## Textabschnitt
####################

Ein Vertreter der dicken Architektur würde dagegen halten, dass es das
Material bzw. die Form an sich in der Realität nicht gibt, sondern nur
konkrete Situationen, in denen z. B. Beton in einer bestimmten Form in
einem bestimmten Kontext verwendet wird. Dementsprechend gehen aus Sicht
der dicken Konzepte Fakt und Wert eine untrennbare Verbindung ein, und
Architektur ist insofern auch immer eine wertende Aussage.
Somit lässt sich auch in der Architektur die Dichotomie von Fakt
und Wert dick oder dünn konzipieren. Dabei muss man anmerken, dass die
detaillierte Ausbuchstabierung der Analogie hier eher akademischer Natur
ist. Wichtig scheint aber die grundsätzliche Feststellung, dass auch in
der Architektur mit Gebäuden oder Bauteilen wertende Aussagen gemacht
werden können, und dass man von Bauteilen als dicken Begriffen sprechen
kann, unabhängig davon, ob eine Teilung in deskriptiv und präskriptiv
möglich ist.

####################

## Eingabedaten

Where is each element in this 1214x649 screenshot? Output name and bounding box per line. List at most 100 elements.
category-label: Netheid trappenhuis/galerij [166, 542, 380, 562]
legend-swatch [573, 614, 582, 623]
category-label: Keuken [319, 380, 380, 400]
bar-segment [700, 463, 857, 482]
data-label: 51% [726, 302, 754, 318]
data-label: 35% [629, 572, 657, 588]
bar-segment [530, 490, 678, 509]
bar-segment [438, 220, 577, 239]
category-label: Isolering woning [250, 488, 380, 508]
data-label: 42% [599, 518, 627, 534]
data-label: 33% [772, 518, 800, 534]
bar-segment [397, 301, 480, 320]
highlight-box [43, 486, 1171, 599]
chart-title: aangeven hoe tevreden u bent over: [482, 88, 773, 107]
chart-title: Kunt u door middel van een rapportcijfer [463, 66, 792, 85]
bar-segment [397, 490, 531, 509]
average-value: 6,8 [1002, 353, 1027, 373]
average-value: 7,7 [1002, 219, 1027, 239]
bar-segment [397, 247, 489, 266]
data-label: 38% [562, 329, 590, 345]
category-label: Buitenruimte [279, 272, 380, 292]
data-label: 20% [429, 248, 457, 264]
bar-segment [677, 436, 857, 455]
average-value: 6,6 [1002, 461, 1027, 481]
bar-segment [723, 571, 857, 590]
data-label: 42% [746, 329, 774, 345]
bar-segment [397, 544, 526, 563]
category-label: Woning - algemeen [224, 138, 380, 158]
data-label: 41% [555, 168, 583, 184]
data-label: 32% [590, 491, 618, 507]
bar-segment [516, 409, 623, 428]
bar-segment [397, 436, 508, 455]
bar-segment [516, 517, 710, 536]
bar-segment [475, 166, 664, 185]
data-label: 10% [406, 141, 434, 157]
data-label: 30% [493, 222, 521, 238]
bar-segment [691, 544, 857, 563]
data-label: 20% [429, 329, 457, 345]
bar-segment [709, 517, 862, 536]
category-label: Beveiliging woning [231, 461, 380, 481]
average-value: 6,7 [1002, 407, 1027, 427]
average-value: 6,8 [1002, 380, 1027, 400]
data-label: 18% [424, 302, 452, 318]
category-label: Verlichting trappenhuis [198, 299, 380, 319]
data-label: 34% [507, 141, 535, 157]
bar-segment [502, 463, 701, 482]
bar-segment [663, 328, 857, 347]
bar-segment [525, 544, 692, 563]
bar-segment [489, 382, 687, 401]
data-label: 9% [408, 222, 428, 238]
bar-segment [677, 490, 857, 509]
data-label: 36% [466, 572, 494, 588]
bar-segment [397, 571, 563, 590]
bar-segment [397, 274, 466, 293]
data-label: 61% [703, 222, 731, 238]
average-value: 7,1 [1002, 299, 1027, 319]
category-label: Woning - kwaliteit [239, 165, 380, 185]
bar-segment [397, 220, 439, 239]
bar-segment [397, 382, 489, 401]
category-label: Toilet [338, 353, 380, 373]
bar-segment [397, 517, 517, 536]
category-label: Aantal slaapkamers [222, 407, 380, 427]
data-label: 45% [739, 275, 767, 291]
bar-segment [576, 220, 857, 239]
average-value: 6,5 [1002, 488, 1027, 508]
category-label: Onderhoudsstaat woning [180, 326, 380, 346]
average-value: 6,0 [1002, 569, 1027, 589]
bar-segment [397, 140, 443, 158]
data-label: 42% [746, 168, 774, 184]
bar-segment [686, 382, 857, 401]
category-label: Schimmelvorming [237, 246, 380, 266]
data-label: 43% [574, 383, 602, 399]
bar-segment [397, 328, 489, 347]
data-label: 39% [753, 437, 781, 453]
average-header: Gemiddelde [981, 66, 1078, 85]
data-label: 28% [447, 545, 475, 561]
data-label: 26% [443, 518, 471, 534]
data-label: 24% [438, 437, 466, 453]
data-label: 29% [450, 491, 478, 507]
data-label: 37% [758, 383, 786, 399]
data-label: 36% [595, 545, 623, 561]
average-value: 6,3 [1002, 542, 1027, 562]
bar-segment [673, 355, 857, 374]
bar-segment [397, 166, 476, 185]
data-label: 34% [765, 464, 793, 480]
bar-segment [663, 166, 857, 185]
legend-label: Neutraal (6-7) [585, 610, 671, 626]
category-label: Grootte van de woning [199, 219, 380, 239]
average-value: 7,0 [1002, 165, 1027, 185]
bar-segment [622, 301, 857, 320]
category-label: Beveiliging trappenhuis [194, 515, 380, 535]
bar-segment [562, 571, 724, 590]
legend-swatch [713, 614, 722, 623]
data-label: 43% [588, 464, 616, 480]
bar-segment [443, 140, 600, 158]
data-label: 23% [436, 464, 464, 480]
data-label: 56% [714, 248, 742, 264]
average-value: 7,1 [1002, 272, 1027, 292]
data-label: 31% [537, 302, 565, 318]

####################

## Aufgabe A
Bearbeite den Abschnitt des Textes über dicke Architektur, der mit den Worten "Ein Vertreter der" beginnt und mit "eine wertende Aussage." endet, und gib ihn mit "Stahl" anstelle von "Beton" wieder.
## Aufgabe B
Schreibe die Datensätze vom Anfang bis einschließlich der Zeile mit "bar-segment [438, 220, 577, 239]" als Markdown-Tabelle mit den Spalten "Nummer" und "Zeile" um, wobei Leerzeilen entfallen.
Der Text und die Datensätze sind voneinander unabhängiges Material.

## Lösung A
Ein Vertreter der dicken Architektur würde dagegen halten, dass es das
Material bzw. die Form an sich in der Realität nicht gibt, sondern nur
konkrete Situationen, in denen z. B. Stahl in einer bestimmten Form in
einem bestimmten Kontext verwendet wird. Dementsprechend gehen aus Sicht
der dicken Konzepte Fakt und Wert eine untrennbare Verbindung ein, und
Architektur ist insofern auch immer eine wertende Aussage.

## Lösung B
| Nummer | Zeile |
|---|---|
| 1 | Where is each element in this 1214x649 screenshot? Output name and bounding box per line. List at most 100 elements. |
| 2 | category-label: Netheid trappenhuis/galerij [166, 542, 380, 562] |
| 3 | legend-swatch [573, 614, 582, 623] |
| 4 | category-label: Keuken [319, 380, 380, 400] |
| 5 | bar-segment [700, 463, 857, 482] |
| 6 | data-label: 51% [726, 302, 754, 318] |
| 7 | data-label: 35% [629, 572, 657, 588] |
| 8 | bar-segment [530, 490, 678, 509] |
| 9 | bar-segment [438, 220, 577, 239] |